• The problem: Report the count of lines that carry the string "pour", and add nothing.

• Data shown:
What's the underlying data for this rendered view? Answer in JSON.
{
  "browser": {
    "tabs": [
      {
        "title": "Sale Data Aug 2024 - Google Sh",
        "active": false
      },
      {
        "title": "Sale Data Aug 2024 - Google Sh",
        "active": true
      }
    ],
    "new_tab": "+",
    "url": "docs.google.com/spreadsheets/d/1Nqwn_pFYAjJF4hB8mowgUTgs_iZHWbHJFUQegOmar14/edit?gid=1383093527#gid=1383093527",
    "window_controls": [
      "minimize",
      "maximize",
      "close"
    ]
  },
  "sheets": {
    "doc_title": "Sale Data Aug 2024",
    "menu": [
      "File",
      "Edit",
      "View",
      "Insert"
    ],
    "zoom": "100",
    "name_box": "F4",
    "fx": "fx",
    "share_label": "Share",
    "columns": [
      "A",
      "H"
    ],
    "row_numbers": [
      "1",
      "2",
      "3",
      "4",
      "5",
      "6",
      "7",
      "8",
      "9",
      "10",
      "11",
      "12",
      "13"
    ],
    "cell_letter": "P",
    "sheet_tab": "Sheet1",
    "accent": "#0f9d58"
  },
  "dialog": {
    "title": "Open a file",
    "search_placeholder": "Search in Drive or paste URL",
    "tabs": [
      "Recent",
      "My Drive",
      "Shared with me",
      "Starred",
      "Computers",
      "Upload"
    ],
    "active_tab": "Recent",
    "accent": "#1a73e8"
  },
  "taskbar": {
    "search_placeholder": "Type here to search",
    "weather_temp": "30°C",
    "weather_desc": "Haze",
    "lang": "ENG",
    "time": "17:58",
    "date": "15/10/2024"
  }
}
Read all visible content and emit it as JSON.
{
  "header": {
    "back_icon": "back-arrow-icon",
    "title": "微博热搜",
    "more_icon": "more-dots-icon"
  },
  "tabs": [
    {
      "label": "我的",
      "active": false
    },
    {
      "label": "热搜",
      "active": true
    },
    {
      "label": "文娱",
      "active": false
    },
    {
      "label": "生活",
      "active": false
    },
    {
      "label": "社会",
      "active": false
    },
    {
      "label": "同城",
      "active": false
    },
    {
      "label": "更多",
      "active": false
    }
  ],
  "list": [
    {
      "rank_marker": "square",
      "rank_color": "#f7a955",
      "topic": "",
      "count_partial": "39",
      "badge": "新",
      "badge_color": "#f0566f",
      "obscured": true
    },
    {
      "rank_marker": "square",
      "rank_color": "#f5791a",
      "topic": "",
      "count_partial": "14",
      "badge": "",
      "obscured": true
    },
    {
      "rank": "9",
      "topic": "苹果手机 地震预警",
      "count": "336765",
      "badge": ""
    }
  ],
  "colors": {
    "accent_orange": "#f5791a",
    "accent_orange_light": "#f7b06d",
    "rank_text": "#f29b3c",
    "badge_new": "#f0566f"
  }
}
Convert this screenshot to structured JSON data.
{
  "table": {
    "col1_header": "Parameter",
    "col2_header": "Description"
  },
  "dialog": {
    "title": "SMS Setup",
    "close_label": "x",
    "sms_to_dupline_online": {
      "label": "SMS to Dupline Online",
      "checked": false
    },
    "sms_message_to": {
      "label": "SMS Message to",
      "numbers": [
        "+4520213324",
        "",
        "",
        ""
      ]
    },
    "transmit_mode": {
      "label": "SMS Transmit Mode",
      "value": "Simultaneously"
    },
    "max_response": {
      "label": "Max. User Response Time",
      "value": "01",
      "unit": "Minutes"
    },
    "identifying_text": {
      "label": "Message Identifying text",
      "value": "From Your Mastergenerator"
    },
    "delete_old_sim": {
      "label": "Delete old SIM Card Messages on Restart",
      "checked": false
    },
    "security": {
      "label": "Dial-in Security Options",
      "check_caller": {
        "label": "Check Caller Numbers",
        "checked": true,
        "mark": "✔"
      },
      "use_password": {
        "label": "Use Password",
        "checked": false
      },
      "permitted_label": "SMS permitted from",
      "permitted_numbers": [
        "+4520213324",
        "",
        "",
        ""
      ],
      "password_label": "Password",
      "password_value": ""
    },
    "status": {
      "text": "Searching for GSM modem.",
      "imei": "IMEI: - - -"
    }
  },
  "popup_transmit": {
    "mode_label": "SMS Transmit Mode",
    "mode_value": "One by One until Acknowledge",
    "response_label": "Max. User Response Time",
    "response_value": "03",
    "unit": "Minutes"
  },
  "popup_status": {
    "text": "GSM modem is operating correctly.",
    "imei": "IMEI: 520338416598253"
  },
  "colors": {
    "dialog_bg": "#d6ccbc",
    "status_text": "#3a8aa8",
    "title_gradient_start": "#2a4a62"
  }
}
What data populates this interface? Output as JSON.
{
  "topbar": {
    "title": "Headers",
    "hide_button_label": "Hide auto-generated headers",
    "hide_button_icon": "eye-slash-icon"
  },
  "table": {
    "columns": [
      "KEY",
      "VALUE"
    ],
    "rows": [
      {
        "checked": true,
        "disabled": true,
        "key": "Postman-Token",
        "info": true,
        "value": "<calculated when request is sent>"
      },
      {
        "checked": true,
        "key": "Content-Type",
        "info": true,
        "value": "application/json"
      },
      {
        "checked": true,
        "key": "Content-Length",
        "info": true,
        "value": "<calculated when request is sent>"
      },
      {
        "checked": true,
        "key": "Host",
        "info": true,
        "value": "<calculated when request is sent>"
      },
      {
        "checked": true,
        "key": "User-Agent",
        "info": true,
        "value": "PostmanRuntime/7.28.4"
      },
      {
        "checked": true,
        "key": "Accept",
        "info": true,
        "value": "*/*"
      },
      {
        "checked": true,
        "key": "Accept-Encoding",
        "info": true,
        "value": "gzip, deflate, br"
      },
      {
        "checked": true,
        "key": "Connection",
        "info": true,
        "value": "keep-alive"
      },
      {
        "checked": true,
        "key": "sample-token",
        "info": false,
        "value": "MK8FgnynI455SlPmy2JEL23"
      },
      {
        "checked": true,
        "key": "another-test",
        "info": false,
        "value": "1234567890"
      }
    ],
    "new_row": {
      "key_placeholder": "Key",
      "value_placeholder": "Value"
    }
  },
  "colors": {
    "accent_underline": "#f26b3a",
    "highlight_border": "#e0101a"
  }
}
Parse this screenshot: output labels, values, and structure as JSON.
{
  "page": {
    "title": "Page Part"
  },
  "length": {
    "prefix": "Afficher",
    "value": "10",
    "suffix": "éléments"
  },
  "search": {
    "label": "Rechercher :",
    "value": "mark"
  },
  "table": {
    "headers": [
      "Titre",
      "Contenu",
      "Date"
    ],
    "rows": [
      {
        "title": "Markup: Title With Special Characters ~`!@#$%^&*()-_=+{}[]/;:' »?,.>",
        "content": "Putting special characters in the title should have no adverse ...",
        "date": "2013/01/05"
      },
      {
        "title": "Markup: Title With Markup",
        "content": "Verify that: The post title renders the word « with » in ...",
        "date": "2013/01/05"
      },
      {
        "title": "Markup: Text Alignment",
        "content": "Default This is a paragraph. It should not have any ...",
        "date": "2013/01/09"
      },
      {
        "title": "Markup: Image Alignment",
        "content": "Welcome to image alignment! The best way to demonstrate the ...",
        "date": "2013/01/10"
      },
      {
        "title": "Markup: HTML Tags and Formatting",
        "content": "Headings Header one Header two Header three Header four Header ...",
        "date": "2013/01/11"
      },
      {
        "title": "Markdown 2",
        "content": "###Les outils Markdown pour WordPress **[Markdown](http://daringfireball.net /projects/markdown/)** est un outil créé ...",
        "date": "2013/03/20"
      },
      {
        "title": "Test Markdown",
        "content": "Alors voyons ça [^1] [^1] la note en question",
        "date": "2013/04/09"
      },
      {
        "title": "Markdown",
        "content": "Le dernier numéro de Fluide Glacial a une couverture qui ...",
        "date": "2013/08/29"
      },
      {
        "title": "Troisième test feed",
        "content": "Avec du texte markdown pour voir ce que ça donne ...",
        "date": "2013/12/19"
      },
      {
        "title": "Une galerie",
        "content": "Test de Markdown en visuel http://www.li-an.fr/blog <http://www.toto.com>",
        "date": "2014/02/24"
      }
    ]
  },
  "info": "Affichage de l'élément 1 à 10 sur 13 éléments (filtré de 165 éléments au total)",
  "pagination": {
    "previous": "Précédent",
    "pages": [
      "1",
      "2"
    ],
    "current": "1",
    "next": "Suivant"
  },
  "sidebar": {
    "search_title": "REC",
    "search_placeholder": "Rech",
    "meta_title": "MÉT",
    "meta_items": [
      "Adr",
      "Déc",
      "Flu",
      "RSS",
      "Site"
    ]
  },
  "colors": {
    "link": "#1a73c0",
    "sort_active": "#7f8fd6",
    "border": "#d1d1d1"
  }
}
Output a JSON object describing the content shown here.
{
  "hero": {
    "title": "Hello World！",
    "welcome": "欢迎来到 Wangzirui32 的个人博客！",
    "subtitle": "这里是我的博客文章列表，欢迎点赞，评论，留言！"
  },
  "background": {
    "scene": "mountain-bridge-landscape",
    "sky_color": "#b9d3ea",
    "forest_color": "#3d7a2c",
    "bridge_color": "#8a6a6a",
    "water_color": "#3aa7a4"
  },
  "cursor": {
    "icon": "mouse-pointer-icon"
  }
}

• The answer: 2